%%
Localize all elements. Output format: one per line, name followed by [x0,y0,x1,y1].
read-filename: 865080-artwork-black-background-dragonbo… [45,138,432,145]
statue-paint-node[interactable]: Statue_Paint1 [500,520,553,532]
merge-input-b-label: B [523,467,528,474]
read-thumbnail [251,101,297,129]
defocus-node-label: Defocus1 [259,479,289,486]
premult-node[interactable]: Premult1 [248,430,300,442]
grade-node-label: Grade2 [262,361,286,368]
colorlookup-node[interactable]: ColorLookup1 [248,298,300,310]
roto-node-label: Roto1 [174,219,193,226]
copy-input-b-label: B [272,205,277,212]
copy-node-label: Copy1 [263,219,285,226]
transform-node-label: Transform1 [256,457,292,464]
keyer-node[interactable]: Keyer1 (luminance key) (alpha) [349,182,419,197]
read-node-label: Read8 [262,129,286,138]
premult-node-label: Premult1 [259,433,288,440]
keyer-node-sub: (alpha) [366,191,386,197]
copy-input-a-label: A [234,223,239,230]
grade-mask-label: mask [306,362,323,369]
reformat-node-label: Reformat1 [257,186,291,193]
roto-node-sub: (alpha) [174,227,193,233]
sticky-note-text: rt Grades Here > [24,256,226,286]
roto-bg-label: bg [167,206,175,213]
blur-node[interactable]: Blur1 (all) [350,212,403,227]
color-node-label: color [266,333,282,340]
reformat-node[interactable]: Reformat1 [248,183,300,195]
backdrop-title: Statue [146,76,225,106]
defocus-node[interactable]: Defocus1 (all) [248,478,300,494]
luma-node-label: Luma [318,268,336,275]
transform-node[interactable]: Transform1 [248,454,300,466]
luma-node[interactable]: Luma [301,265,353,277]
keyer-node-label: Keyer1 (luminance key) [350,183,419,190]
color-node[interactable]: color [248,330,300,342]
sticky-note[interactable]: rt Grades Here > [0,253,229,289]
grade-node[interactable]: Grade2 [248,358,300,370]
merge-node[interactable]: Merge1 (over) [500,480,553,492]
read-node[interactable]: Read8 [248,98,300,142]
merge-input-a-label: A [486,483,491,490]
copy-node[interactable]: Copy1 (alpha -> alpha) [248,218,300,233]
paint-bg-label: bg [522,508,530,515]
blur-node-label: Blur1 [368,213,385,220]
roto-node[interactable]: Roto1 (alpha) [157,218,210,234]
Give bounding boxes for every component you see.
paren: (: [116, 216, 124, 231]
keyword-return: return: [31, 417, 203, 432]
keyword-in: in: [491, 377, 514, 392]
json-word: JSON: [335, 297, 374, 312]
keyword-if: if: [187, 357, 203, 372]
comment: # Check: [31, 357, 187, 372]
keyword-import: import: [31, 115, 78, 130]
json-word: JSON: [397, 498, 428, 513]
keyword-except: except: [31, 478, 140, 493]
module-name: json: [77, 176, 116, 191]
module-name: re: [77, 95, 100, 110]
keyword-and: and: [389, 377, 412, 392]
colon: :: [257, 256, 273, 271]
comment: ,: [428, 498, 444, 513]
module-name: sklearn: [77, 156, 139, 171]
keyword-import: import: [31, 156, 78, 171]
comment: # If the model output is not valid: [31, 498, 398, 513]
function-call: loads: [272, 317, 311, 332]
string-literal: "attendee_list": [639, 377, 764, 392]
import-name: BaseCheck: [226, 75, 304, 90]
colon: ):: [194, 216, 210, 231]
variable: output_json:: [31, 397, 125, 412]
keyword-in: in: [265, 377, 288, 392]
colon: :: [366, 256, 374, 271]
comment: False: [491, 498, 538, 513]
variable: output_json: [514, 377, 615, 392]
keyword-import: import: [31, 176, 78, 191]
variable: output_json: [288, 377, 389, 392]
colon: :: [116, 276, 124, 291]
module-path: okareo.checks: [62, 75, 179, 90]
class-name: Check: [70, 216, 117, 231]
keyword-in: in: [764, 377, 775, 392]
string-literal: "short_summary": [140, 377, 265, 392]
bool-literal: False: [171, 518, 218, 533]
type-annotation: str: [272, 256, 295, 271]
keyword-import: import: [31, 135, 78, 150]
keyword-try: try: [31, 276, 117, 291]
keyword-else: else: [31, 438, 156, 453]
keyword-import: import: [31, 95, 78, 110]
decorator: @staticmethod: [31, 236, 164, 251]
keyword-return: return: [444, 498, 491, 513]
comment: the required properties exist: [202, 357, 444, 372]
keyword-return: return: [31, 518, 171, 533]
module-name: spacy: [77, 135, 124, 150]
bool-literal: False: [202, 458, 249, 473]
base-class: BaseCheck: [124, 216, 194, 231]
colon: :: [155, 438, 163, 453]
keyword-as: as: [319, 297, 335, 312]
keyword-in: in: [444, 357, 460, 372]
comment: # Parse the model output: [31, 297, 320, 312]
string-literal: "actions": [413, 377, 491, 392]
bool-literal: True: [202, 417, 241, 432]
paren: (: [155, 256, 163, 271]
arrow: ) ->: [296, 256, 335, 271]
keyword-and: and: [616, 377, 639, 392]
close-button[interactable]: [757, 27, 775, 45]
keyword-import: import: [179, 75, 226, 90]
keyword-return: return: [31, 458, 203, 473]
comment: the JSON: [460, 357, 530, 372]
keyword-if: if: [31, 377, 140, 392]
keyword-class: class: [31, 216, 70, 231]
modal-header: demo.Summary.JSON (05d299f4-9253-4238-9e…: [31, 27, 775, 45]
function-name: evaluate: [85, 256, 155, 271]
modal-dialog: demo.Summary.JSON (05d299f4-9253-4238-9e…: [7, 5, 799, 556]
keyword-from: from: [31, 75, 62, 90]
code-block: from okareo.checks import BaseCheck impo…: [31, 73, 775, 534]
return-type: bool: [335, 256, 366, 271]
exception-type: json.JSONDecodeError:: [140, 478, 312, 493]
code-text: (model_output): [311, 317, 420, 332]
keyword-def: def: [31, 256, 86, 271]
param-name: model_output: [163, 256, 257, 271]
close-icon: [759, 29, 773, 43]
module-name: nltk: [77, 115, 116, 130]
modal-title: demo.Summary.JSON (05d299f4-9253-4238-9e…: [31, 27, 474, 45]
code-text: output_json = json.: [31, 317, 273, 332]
%%
Goal: Pick out each line above that contains the string "close", treating uppercase and lowercase letters as different.

Result for this exercise:
close-button[interactable]: [757, 27, 775, 45]
close-icon: [759, 29, 773, 43]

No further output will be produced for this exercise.